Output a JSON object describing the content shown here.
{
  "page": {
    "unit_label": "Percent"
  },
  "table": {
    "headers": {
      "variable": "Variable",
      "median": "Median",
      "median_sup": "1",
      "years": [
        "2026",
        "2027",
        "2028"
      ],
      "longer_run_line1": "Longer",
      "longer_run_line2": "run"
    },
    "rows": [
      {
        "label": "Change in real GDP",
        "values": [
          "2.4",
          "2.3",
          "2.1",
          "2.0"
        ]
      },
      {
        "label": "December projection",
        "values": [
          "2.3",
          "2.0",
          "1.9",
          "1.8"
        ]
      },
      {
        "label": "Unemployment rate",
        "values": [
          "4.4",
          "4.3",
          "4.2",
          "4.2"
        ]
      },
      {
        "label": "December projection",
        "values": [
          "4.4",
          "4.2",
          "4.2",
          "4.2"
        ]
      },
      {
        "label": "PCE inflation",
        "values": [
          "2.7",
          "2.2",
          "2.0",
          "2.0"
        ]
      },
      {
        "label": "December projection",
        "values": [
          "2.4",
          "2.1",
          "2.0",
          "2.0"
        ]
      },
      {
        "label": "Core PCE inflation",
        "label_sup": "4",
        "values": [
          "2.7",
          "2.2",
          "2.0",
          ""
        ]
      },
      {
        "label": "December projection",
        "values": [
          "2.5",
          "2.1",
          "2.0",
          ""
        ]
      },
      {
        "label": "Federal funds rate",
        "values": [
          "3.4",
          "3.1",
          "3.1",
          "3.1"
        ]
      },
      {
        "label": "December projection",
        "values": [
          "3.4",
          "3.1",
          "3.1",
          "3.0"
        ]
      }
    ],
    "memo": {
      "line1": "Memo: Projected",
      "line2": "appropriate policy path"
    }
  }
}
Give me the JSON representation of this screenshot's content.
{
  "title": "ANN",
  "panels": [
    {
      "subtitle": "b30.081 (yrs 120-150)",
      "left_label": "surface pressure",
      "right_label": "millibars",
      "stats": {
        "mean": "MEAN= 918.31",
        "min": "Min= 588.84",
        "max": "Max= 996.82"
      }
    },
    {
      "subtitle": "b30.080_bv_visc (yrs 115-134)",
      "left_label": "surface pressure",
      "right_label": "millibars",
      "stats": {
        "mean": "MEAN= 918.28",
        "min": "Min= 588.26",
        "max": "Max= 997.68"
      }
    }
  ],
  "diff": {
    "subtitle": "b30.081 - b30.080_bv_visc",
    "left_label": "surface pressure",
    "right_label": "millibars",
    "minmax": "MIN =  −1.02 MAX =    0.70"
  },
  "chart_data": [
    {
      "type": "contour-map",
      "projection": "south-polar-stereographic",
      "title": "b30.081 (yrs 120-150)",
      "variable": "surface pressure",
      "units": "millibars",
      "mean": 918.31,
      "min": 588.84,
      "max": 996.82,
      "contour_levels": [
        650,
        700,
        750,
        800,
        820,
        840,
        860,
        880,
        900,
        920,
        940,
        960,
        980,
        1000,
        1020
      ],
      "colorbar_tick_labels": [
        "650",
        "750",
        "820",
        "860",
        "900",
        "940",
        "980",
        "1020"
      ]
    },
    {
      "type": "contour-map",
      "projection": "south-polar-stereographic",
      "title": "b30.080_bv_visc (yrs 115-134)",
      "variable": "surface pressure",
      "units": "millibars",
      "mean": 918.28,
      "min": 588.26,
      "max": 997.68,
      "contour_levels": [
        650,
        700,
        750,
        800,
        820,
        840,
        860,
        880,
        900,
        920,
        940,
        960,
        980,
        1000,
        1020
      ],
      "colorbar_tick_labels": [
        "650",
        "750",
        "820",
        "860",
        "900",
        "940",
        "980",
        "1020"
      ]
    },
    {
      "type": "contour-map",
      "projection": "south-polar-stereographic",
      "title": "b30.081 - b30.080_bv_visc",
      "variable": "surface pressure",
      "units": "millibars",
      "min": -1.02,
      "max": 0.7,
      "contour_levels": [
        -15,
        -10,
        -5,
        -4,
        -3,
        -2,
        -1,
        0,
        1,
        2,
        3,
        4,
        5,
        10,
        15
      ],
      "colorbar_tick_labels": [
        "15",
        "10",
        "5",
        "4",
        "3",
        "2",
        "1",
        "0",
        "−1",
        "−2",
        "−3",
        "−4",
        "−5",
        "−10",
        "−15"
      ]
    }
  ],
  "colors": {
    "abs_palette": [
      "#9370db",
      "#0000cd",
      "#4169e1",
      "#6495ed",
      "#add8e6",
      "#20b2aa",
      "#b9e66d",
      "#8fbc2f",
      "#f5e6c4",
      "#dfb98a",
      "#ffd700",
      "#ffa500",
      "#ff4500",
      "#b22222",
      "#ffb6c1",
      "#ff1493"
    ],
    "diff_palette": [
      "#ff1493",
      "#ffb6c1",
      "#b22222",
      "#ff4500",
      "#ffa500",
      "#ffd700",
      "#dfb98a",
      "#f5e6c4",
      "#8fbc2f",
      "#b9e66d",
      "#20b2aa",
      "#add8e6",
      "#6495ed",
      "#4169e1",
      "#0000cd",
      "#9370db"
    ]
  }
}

● ● ● ●

• Requirements: Make an exact copy of the material above.

• Answer below:
Output a JSON object describing the content shown here.
{
  "page": {
    "unit_label": "Percent"
  },
  "table": {
    "headers": {
      "variable": "Variable",
      "median": "Median",
      "median_sup": "1",
      "years": [
        "2026",
        "2027",
        "2028"
      ],
      "longer_run_line1": "Longer",
      "longer_run_line2": "run"
    },
    "rows": [
      {
        "label": "Change in real GDP",
        "values": [
          "2.4",
          "2.3",
          "2.1",
          "2.0"
        ]
      },
      {
        "label": "December projection",
        "values": [
          "2.3",
          "2.0",
          "1.9",
          "1.8"
        ]
      },
      {
        "label": "Unemployment rate",
        "values": [
          "4.4",
          "4.3",
          "4.2",
          "4.2"
        ]
      },
      {
        "label": "December projection",
        "values": [
          "4.4",
          "4.2",
          "4.2",
          "4.2"
        ]
      },
      {
        "label": "PCE inflation",
        "values": [
          "2.7",
          "2.2",
          "2.0",
          "2.0"
        ]
      },
      {
        "label": "December projection",
        "values": [
          "2.4",
          "2.1",
          "2.0",
          "2.0"
        ]
      },
      {
        "label": "Core PCE inflation",
        "label_sup": "4",
        "values": [
          "2.7",
          "2.2",
          "2.0",
          ""
        ]
      },
      {
        "label": "December projection",
        "values": [
          "2.5",
          "2.1",
          "2.0",
          ""
        ]
      },
      {
        "label": "Federal funds rate",
        "values": [
          "3.4",
          "3.1",
          "3.1",
          "3.1"
        ]
      },
      {
        "label": "December projection",
        "values": [
          "3.4",
          "3.1",
          "3.1",
          "3.0"
        ]
      }
    ],
    "memo": {
      "line1": "Memo: Projected",
      "line2": "appropriate policy path"
    }
  }
}
Give me the JSON representation of this screenshot's content.
{
  "title": "ANN",
  "panels": [
    {
      "subtitle": "b30.081 (yrs 120-150)",
      "left_label": "surface pressure",
      "right_label": "millibars",
      "stats": {
        "mean": "MEAN= 918.31",
        "min": "Min= 588.84",
        "max": "Max= 996.82"
      }
    },
    {
      "subtitle": "b30.080_bv_visc (yrs 115-134)",
      "left_label": "surface pressure",
      "right_label": "millibars",
      "stats": {
        "mean": "MEAN= 918.28",
        "min": "Min= 588.26",
        "max": "Max= 997.68"
      }
    }
  ],
  "diff": {
    "subtitle": "b30.081 - b30.080_bv_visc",
    "left_label": "surface pressure",
    "right_label": "millibars",
    "minmax": "MIN =  −1.02 MAX =    0.70"
  },
  "chart_data": [
    {
      "type": "contour-map",
      "projection": "south-polar-stereographic",
      "title": "b30.081 (yrs 120-150)",
      "variable": "surface pressure",
      "units": "millibars",
      "mean": 918.31,
      "min": 588.84,
      "max": 996.82,
      "contour_levels": [
        650,
        700,
        750,
        800,
        820,
        840,
        860,
        880,
        900,
        920,
        940,
        960,
        980,
        1000,
        1020
      ],
      "colorbar_tick_labels": [
        "650",
        "750",
        "820",
        "860",
        "900",
        "940",
        "980",
        "1020"
      ]
    },
    {
      "type": "contour-map",
      "projection": "south-polar-stereographic",
      "title": "b30.080_bv_visc (yrs 115-134)",
      "variable": "surface pressure",
      "units": "millibars",
      "mean": 918.28,
      "min": 588.26,
      "max": 997.68,
      "contour_levels": [
        650,
        700,
        750,
        800,
        820,
        840,
        860,
        880,
        900,
        920,
        940,
        960,
        980,
        1000,
        1020
      ],
      "colorbar_tick_labels": [
        "650",
        "750",
        "820",
        "860",
        "900",
        "940",
        "980",
        "1020"
      ]
    },
    {
      "type": "contour-map",
      "projection": "south-polar-stereographic",
      "title": "b30.081 - b30.080_bv_visc",
      "variable": "surface pressure",
      "units": "millibars",
      "min": -1.02,
      "max": 0.7,
      "contour_levels": [
        -15,
        -10,
        -5,
        -4,
        -3,
        -2,
        -1,
        0,
        1,
        2,
        3,
        4,
        5,
        10,
        15
      ],
      "colorbar_tick_labels": [
        "15",
        "10",
        "5",
        "4",
        "3",
        "2",
        "1",
        "0",
        "−1",
        "−2",
        "−3",
        "−4",
        "−5",
        "−10",
        "−15"
      ]
    }
  ],
  "colors": {
    "abs_palette": [
      "#9370db",
      "#0000cd",
      "#4169e1",
      "#6495ed",
      "#add8e6",
      "#20b2aa",
      "#b9e66d",
      "#8fbc2f",
      "#f5e6c4",
      "#dfb98a",
      "#ffd700",
      "#ffa500",
      "#ff4500",
      "#b22222",
      "#ffb6c1",
      "#ff1493"
    ],
    "diff_palette": [
      "#ff1493",
      "#ffb6c1",
      "#b22222",
      "#ff4500",
      "#ffa500",
      "#ffd700",
      "#dfb98a",
      "#f5e6c4",
      "#8fbc2f",
      "#b9e66d",
      "#20b2aa",
      "#add8e6",
      "#6495ed",
      "#4169e1",
      "#0000cd",
      "#9370db"
    ]
  }
}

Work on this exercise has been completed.